## DATASET EXTRACT:
+--

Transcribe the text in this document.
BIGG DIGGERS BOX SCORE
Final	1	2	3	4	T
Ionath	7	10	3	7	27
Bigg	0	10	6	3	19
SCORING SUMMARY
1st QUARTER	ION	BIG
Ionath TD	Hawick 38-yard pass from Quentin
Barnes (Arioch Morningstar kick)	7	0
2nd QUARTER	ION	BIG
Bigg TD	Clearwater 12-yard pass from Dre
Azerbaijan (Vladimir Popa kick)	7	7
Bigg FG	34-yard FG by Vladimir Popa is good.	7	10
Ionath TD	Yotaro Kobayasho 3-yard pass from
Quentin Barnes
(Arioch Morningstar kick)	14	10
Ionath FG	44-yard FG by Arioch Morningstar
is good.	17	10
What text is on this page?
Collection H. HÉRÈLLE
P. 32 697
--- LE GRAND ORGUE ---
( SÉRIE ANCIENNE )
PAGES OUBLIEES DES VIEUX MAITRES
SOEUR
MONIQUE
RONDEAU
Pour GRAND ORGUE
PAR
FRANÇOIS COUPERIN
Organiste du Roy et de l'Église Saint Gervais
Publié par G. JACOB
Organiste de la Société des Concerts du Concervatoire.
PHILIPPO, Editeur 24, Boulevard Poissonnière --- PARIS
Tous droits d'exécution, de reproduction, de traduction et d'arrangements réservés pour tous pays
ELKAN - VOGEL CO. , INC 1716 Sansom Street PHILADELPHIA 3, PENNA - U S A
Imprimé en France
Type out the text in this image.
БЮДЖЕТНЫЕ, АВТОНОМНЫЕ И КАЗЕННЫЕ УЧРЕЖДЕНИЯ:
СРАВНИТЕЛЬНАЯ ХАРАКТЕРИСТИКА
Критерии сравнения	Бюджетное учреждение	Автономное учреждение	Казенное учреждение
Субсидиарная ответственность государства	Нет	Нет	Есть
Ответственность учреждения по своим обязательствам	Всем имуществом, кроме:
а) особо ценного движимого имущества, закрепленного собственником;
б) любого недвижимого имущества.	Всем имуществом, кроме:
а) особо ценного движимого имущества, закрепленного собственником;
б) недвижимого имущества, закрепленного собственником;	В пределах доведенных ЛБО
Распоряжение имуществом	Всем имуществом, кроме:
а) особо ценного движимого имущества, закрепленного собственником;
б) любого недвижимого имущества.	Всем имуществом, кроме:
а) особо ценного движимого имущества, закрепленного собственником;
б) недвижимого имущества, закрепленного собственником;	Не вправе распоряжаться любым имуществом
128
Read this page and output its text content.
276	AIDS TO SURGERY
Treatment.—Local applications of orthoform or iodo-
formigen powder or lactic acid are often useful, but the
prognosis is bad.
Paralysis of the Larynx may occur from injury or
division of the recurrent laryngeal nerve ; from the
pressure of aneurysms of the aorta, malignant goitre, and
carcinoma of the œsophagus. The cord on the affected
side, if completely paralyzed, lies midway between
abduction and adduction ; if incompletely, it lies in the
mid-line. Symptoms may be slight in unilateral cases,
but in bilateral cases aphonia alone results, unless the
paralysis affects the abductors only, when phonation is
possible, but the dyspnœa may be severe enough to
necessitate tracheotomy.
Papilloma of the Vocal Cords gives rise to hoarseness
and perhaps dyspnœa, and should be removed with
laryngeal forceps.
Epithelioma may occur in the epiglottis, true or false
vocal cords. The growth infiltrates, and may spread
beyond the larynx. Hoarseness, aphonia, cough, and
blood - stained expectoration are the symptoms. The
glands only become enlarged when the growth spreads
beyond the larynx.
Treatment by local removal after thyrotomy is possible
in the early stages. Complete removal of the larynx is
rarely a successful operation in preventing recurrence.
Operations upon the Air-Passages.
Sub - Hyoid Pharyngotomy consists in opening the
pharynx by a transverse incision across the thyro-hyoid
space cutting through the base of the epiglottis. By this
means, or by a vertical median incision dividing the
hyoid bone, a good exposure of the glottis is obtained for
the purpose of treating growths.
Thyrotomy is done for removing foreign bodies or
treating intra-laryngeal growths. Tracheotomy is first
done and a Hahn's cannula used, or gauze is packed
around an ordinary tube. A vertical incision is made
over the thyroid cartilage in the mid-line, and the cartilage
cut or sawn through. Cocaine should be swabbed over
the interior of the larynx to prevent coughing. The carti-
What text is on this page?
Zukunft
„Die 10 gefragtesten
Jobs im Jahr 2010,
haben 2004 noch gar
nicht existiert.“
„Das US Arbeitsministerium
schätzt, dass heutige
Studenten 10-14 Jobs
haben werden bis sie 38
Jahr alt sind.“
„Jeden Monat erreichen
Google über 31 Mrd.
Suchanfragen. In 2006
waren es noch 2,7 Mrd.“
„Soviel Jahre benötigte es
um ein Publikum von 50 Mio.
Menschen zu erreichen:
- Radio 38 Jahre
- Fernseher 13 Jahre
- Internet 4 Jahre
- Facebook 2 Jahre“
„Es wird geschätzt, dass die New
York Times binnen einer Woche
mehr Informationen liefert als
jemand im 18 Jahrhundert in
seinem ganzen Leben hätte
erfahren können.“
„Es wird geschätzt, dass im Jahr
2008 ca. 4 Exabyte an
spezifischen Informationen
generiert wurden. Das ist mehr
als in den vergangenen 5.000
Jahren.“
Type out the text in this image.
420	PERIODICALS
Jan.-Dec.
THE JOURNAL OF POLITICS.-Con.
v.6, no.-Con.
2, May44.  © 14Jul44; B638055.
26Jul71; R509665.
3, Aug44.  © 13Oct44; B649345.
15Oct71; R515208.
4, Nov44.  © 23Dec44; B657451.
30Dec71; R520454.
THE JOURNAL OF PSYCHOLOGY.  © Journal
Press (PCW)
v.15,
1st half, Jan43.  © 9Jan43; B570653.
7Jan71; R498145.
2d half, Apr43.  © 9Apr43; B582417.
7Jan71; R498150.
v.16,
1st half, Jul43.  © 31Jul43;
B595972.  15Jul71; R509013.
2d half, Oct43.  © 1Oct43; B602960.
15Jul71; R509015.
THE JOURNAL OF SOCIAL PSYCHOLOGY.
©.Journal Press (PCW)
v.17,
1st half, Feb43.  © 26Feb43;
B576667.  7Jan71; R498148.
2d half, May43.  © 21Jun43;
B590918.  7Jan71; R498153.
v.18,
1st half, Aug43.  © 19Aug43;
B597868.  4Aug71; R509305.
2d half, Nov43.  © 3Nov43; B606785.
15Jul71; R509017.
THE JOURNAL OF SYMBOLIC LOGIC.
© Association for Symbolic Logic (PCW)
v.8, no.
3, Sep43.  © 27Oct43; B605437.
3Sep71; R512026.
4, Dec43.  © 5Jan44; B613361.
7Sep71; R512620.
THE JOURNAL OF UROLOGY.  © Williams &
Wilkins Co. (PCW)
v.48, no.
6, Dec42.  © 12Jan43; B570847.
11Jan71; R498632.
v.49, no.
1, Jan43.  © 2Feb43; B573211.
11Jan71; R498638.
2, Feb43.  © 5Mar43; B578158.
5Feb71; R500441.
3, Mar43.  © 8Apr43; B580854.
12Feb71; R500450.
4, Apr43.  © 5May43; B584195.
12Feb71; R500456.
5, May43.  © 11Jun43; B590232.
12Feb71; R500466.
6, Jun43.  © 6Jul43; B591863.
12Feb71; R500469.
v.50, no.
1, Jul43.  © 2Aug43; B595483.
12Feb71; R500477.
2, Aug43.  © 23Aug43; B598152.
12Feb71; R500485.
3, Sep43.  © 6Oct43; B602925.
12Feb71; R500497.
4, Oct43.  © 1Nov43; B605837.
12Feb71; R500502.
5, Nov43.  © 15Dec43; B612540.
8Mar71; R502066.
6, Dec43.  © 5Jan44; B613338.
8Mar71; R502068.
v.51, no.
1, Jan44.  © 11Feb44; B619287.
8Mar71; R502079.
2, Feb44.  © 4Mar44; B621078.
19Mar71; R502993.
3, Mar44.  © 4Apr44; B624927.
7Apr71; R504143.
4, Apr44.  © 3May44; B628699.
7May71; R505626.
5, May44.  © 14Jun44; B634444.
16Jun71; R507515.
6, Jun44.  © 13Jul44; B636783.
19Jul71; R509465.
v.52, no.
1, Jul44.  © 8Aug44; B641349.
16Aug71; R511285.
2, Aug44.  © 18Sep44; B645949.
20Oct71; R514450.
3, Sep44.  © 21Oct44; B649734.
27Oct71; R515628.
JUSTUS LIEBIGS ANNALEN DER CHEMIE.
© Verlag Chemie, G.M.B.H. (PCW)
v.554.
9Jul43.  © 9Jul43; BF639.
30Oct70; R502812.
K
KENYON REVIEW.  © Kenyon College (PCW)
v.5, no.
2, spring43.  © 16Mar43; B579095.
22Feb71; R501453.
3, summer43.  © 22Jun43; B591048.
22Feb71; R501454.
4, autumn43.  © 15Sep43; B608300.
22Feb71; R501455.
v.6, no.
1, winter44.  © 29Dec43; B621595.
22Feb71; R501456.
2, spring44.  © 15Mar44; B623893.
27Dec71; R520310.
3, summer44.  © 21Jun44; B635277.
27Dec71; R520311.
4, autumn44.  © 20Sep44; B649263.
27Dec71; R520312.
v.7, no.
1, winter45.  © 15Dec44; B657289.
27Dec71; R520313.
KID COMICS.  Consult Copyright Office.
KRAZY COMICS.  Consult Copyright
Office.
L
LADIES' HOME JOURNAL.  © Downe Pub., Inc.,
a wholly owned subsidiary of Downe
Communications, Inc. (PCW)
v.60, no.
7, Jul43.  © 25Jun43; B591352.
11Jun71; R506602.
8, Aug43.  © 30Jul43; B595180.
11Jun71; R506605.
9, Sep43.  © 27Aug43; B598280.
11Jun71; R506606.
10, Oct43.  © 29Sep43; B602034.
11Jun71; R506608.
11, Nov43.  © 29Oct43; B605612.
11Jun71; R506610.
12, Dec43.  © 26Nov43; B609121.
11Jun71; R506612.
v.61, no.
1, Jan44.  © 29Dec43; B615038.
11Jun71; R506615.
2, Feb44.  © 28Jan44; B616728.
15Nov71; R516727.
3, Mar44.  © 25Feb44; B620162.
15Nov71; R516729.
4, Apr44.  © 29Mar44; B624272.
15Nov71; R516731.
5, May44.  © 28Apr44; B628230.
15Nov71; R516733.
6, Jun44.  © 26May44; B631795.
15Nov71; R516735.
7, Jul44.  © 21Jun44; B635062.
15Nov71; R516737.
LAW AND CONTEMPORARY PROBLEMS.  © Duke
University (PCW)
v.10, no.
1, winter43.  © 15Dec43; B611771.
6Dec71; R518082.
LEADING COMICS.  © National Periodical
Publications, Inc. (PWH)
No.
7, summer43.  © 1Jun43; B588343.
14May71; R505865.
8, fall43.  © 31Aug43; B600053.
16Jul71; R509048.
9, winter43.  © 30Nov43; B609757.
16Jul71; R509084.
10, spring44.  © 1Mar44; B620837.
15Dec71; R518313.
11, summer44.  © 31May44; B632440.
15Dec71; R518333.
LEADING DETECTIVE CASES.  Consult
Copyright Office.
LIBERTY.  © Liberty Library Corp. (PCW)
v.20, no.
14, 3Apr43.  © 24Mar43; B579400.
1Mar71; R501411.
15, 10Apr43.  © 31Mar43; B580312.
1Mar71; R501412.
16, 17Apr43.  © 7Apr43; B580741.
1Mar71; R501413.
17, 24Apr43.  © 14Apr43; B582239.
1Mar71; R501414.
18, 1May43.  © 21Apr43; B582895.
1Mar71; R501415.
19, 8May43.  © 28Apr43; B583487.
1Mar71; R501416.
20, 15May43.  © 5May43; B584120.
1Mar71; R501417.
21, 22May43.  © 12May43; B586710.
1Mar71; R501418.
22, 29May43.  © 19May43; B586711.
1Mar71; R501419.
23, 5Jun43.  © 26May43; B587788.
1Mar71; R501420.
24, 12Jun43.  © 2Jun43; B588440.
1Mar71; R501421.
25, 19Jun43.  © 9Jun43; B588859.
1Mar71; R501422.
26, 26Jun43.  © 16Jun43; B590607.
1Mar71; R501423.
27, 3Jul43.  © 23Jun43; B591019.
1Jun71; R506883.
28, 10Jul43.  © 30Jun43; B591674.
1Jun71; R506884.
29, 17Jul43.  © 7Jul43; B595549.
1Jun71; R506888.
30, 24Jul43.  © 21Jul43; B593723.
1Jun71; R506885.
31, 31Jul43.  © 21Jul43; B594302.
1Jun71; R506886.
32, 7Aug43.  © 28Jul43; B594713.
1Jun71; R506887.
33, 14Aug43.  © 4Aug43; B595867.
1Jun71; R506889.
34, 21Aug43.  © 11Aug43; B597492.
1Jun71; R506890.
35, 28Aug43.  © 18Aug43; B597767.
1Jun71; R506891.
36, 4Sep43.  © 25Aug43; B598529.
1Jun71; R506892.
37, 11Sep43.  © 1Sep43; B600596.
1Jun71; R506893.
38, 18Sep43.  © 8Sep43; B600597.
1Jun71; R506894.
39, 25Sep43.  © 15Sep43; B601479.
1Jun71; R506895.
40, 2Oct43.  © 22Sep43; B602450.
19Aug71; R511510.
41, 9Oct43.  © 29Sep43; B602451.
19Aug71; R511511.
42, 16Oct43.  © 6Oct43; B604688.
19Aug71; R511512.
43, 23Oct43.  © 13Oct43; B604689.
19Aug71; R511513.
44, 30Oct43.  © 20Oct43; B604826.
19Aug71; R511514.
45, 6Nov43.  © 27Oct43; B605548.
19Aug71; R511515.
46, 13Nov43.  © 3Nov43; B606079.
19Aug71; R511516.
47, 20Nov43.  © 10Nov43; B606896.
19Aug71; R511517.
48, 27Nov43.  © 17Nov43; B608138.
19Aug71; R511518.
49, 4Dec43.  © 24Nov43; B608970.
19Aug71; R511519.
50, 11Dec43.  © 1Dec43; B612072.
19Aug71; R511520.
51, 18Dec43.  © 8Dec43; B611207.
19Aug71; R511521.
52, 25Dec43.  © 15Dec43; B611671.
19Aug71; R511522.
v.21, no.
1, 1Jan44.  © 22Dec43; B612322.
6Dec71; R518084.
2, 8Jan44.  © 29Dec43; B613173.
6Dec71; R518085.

+--

Copy every line from the records above that contains the word "haben".

haben 2004 noch gar
haben werden bis sie 38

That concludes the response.